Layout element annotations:
........
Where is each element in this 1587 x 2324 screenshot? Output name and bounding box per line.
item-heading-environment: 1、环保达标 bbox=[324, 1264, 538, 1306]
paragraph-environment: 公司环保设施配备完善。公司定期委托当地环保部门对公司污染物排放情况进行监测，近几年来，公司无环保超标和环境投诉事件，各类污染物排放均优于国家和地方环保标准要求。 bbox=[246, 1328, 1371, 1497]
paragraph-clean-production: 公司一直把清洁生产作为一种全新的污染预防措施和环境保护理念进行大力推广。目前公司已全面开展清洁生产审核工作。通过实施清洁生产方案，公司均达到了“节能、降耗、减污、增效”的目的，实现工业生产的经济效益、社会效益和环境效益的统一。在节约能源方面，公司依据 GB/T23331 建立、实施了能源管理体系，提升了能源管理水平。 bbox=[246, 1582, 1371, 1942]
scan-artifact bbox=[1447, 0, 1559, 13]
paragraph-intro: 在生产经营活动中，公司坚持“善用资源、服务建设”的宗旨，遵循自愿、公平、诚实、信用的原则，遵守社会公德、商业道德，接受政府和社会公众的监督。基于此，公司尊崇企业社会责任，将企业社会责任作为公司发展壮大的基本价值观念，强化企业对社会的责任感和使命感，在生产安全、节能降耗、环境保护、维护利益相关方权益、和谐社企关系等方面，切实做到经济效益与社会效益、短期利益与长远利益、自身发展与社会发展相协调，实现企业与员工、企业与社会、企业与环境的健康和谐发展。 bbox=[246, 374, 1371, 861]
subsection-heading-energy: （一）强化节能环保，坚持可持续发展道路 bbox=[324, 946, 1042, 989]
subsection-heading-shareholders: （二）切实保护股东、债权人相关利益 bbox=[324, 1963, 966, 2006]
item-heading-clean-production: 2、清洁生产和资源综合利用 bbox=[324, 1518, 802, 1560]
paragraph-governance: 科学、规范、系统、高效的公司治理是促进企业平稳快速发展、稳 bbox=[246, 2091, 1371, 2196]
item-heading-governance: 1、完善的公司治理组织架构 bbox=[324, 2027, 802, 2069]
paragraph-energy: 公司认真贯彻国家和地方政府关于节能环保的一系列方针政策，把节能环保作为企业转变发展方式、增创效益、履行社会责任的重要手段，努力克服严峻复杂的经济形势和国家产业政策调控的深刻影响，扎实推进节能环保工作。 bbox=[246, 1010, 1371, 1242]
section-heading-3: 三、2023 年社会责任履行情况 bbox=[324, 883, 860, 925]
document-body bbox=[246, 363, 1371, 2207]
........
◆ Aim:
Reproduce the entries verbatim, starting at the first line and stopping after the line containing "scan-artifact bbox=[1447, 0, 1559, 13]".

◆ Result of the exercise:
Where is each element in this 1587 x 2324 screenshot? Output name and bounding box per line.
item-heading-environment: 1、环保达标 bbox=[324, 1264, 538, 1306]
paragraph-environment: 公司环保设施配备完善。公司定期委托当地环保部门对公司污染物排放情况进行监测，近几年来，公司无环保超标和环境投诉事件，各类污染物排放均优于国家和地方环保标准要求。 bbox=[246, 1328, 1371, 1497]
paragraph-clean-production: 公司一直把清洁生产作为一种全新的污染预防措施和环境保护理念进行大力推广。目前公司已全面开展清洁生产审核工作。通过实施清洁生产方案，公司均达到了“节能、降耗、减污、增效”的目的，实现工业生产的经济效益、社会效益和环境效益的统一。在节约能源方面，公司依据 GB/T23331 建立、实施了能源管理体系，提升了能源管理水平。 bbox=[246, 1582, 1371, 1942]
scan-artifact bbox=[1447, 0, 1559, 13]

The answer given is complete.